#### [WHAT YOU HAVE TO DO]
Return the data exactly, with all pictures removed.

#### [DATA]
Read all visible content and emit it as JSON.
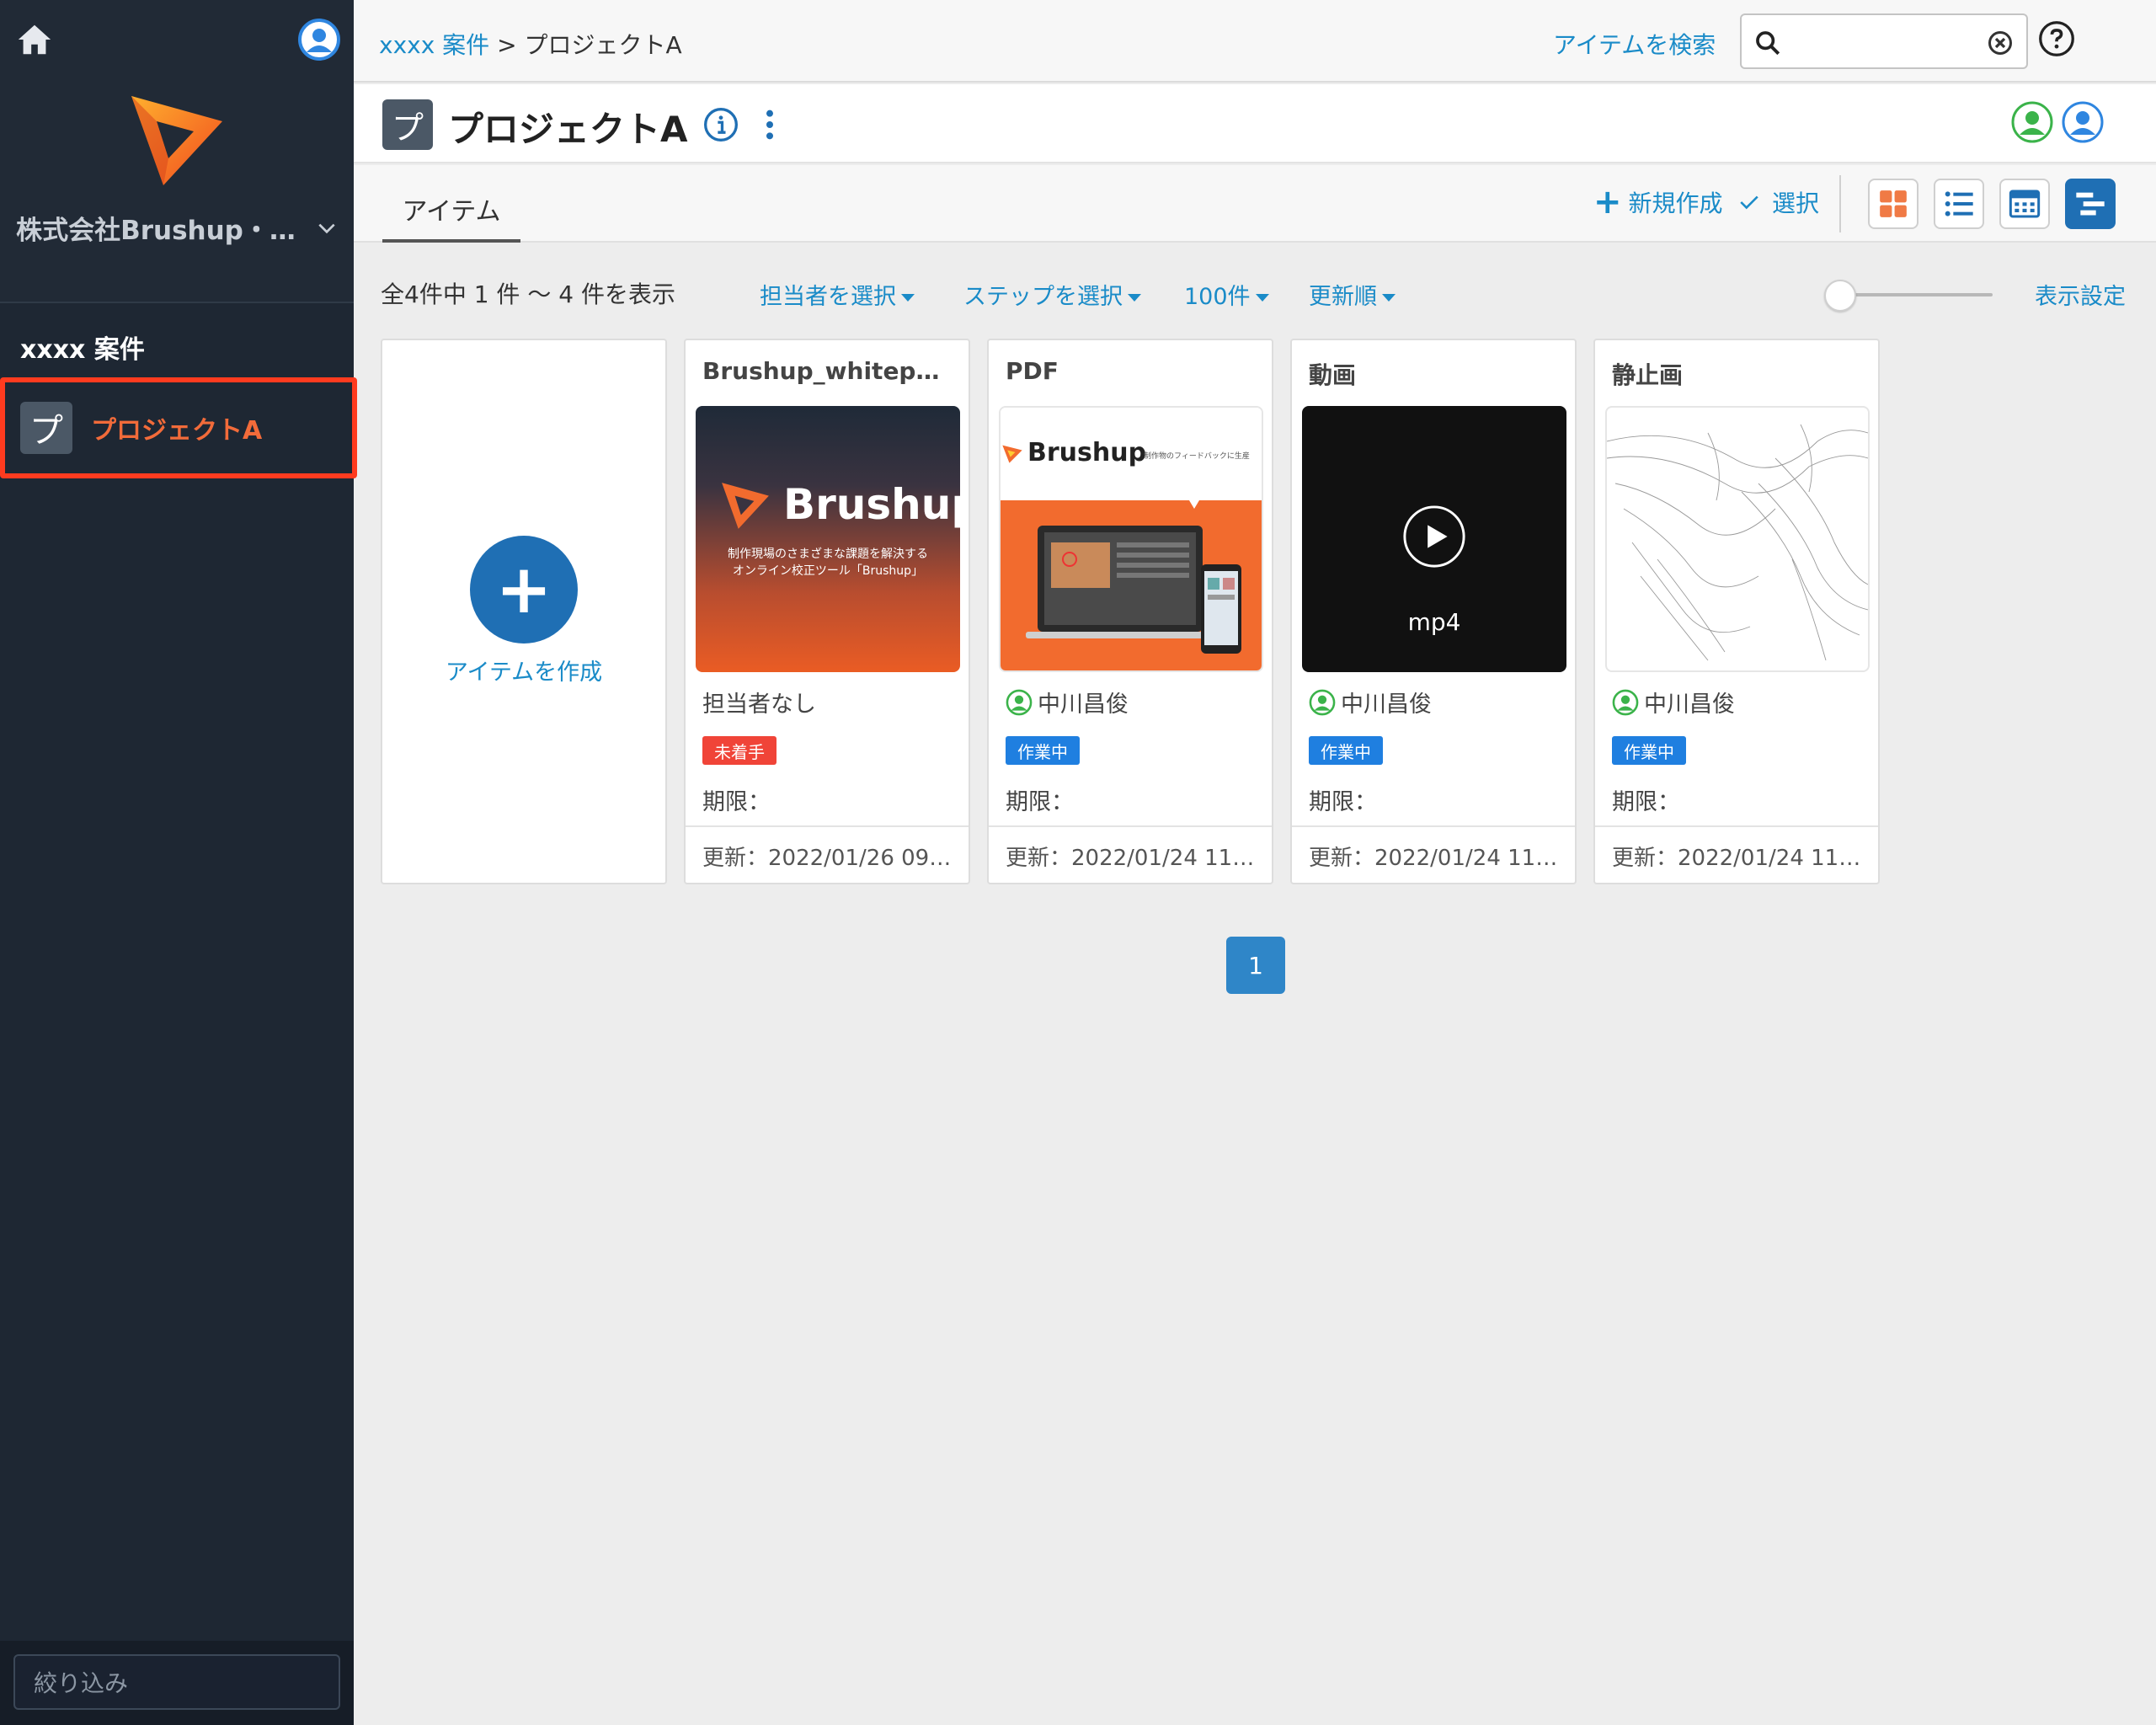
{
  "sidebar": {
    "company": "株式会社Brushup・…",
    "section_title": "xxxx 案件",
    "project_icon_char": "プ",
    "project_label": "プロジェクトA",
    "filter_placeholder": "絞り込み"
  },
  "header": {
    "breadcrumb_link": "xxxx 案件",
    "breadcrumb_sep": ">",
    "breadcrumb_current": "プロジェクトA",
    "search_label": "アイテムを検索",
    "search_value": ""
  },
  "project": {
    "icon_char": "プ",
    "title": "プロジェクトA"
  },
  "tabs": [
    {
      "label": "アイテム",
      "active": true
    }
  ],
  "toolbar": {
    "new_label": "新規作成",
    "select_label": "選択"
  },
  "filters": {
    "count_text": "全4件中 1 件 〜 4 件を表示",
    "assignee": "担当者を選択",
    "step": "ステップを選択",
    "per_page": "100件",
    "sort": "更新順",
    "display_settings": "表示設定"
  },
  "create_card": {
    "label": "アイテムを作成"
  },
  "cards": [
    {
      "title": "Brushup_whitepap…",
      "assignee": "担当者なし",
      "has_avatar": false,
      "status": "未着手",
      "status_color": "#f04438",
      "deadline": "期限：",
      "updated": "更新：2022/01/26 09:…",
      "thumb": {
        "brand": "Brushup",
        "line1": "制作現場のさまざまな課題を解決する",
        "line2": "オンライン校正ツール「Brushup」"
      }
    },
    {
      "title": "PDF",
      "assignee": "中川昌俊",
      "has_avatar": true,
      "status": "作業中",
      "status_color": "#1f7fe0",
      "deadline": "期限：",
      "updated": "更新：2022/01/24 11:…",
      "thumb": {
        "brand": "Brushup",
        "tagline": "制作物のフィードバックに生産"
      }
    },
    {
      "title": "動画",
      "assignee": "中川昌俊",
      "has_avatar": true,
      "status": "作業中",
      "status_color": "#1f7fe0",
      "deadline": "期限：",
      "updated": "更新：2022/01/24 11:…",
      "thumb": {
        "format": "mp4"
      }
    },
    {
      "title": "静止画",
      "assignee": "中川昌俊",
      "has_avatar": true,
      "status": "作業中",
      "status_color": "#1f7fe0",
      "deadline": "期限：",
      "updated": "更新：2022/01/24 11:…"
    }
  ],
  "pagination": {
    "current": "1"
  },
  "colors": {
    "accent": "#1a8bc8",
    "brand_orange": "#f26b3a",
    "sidebar_bg": "#1e2733",
    "highlight_frame": "#ff3b1f"
  },
  "icons": {
    "home": "home-icon",
    "user": "user-avatar-icon",
    "search": "search-icon",
    "clear": "clear-icon",
    "help": "help-icon",
    "info": "info-icon",
    "more": "more-vertical-icon",
    "views": [
      "grid-view-icon",
      "list-view-icon",
      "calendar-view-icon",
      "gantt-view-icon"
    ]
  }
}
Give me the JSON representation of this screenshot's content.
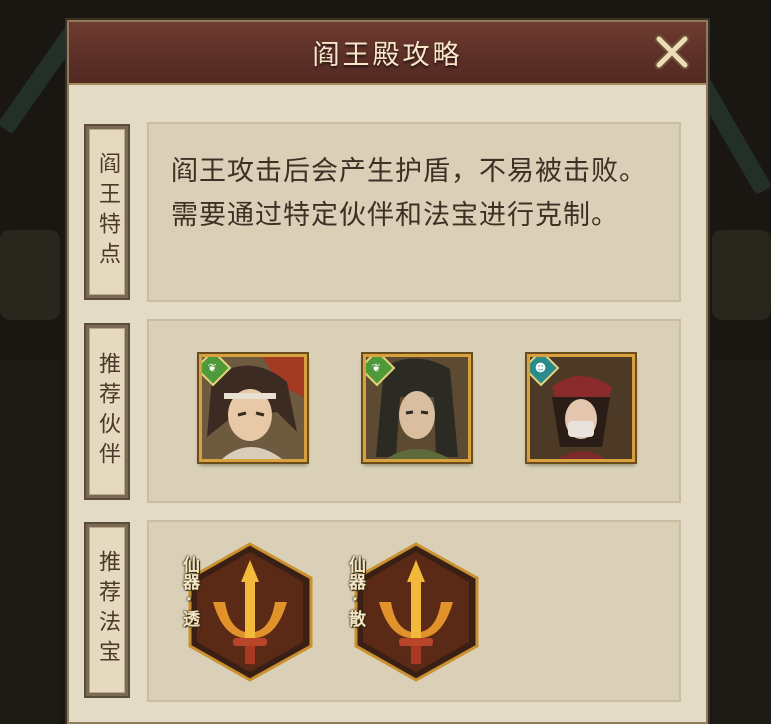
{
  "dialog": {
    "title": "阎王殿攻略",
    "close_icon": "close-x-icon"
  },
  "sections": {
    "features": {
      "label": "阎王特点",
      "description": "阎王攻击后会产生护盾，不易被击败。需要通过特定伙伴和法宝进行克制。"
    },
    "partners": {
      "label": "推荐伙伴",
      "items": [
        {
          "badge_icon": "leaf-icon",
          "badge_color": "#4e9a3a",
          "portrait": "headband-warrior-portrait"
        },
        {
          "badge_icon": "leaf-icon",
          "badge_color": "#4e9a3a",
          "portrait": "long-hair-swordsman-portrait"
        },
        {
          "badge_icon": "demon-mask-icon",
          "badge_color": "#2a8c8a",
          "portrait": "masked-girl-portrait"
        }
      ]
    },
    "treasures": {
      "label": "推荐法宝",
      "items": [
        {
          "tag": "仙器·透",
          "icon": "golden-trident-icon"
        },
        {
          "tag": "仙器·散",
          "icon": "golden-trident-icon"
        }
      ]
    }
  },
  "colors": {
    "title_bar": "#5b2f27",
    "panel_bg": "#dacfb7",
    "frame_gold": "#d7a23e"
  }
}
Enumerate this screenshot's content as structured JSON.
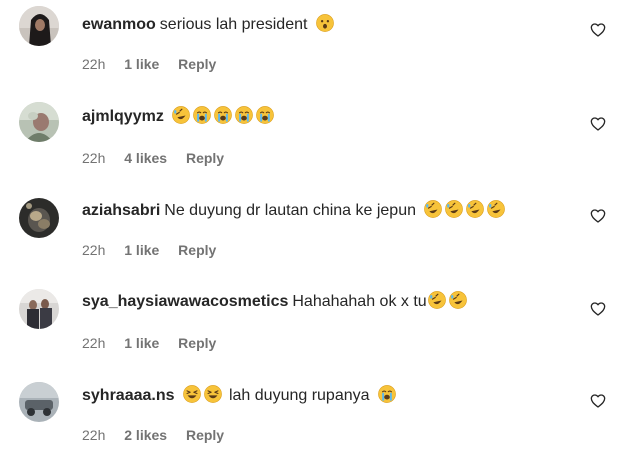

#### [REPLY TO THE EXERCISE]
Read all visible content and emit it as JSON.
{
  "sidebar": {
    "company": "株式会社Brushup・…",
    "section_title": "xxxx 案件",
    "project_icon_char": "プ",
    "project_label": "プロジェクトA",
    "filter_placeholder": "絞り込み"
  },
  "header": {
    "breadcrumb_link": "xxxx 案件",
    "breadcrumb_sep": ">",
    "breadcrumb_current": "プロジェクトA",
    "search_label": "アイテムを検索",
    "search_value": ""
  },
  "project": {
    "icon_char": "プ",
    "title": "プロジェクトA"
  },
  "tabs": [
    {
      "label": "アイテム",
      "active": true
    }
  ],
  "toolbar": {
    "new_label": "新規作成",
    "select_label": "選択"
  },
  "filters": {
    "count_text": "全4件中 1 件 〜 4 件を表示",
    "assignee": "担当者を選択",
    "step": "ステップを選択",
    "per_page": "100件",
    "sort": "更新順",
    "display_settings": "表示設定"
  },
  "create_card": {
    "label": "アイテムを作成"
  },
  "cards": [
    {
      "title": "Brushup_whitepap…",
      "assignee": "担当者なし",
      "has_avatar": false,
      "status": "未着手",
      "status_color": "#f04438",
      "deadline": "期限：",
      "updated": "更新：2022/01/26 09:…",
      "thumb": {
        "brand": "Brushup",
        "line1": "制作現場のさまざまな課題を解決する",
        "line2": "オンライン校正ツール「Brushup」"
      }
    },
    {
      "title": "PDF",
      "assignee": "中川昌俊",
      "has_avatar": true,
      "status": "作業中",
      "status_color": "#1f7fe0",
      "deadline": "期限：",
      "updated": "更新：2022/01/24 11:…",
      "thumb": {
        "brand": "Brushup",
        "tagline": "制作物のフィードバックに生産"
      }
    },
    {
      "title": "動画",
      "assignee": "中川昌俊",
      "has_avatar": true,
      "status": "作業中",
      "status_color": "#1f7fe0",
      "deadline": "期限：",
      "updated": "更新：2022/01/24 11:…",
      "thumb": {
        "format": "mp4"
      }
    },
    {
      "title": "静止画",
      "assignee": "中川昌俊",
      "has_avatar": true,
      "status": "作業中",
      "status_color": "#1f7fe0",
      "deadline": "期限：",
      "updated": "更新：2022/01/24 11:…"
    }
  ],
  "pagination": {
    "current": "1"
  },
  "colors": {
    "accent": "#1a8bc8",
    "brand_orange": "#f26b3a",
    "sidebar_bg": "#1e2733",
    "highlight_frame": "#ff3b1f"
  },
  "icons": {
    "home": "home-icon",
    "user": "user-avatar-icon",
    "search": "search-icon",
    "clear": "clear-icon",
    "help": "help-icon",
    "info": "info-icon",
    "more": "more-vertical-icon",
    "views": [
      "grid-view-icon",
      "list-view-icon",
      "calendar-view-icon",
      "gantt-view-icon"
    ]
  }
}
Give me the JSON representation of this screenshot's content.
{
  "dialog": {
    "title": "阎王殿攻略",
    "close_icon": "close-x-icon"
  },
  "sections": {
    "features": {
      "label": "阎王特点",
      "description": "阎王攻击后会产生护盾，不易被击败。需要通过特定伙伴和法宝进行克制。"
    },
    "partners": {
      "label": "推荐伙伴",
      "items": [
        {
          "badge_icon": "leaf-icon",
          "badge_color": "#4e9a3a",
          "portrait": "headband-warrior-portrait"
        },
        {
          "badge_icon": "leaf-icon",
          "badge_color": "#4e9a3a",
          "portrait": "long-hair-swordsman-portrait"
        },
        {
          "badge_icon": "demon-mask-icon",
          "badge_color": "#2a8c8a",
          "portrait": "masked-girl-portrait"
        }
      ]
    },
    "treasures": {
      "label": "推荐法宝",
      "items": [
        {
          "tag": "仙器·透",
          "icon": "golden-trident-icon"
        },
        {
          "tag": "仙器·散",
          "icon": "golden-trident-icon"
        }
      ]
    }
  },
  "colors": {
    "title_bar": "#5b2f27",
    "panel_bg": "#dacfb7",
    "frame_gold": "#d7a23e"
  }
}
Enumerate this screenshot's content as structured JSON.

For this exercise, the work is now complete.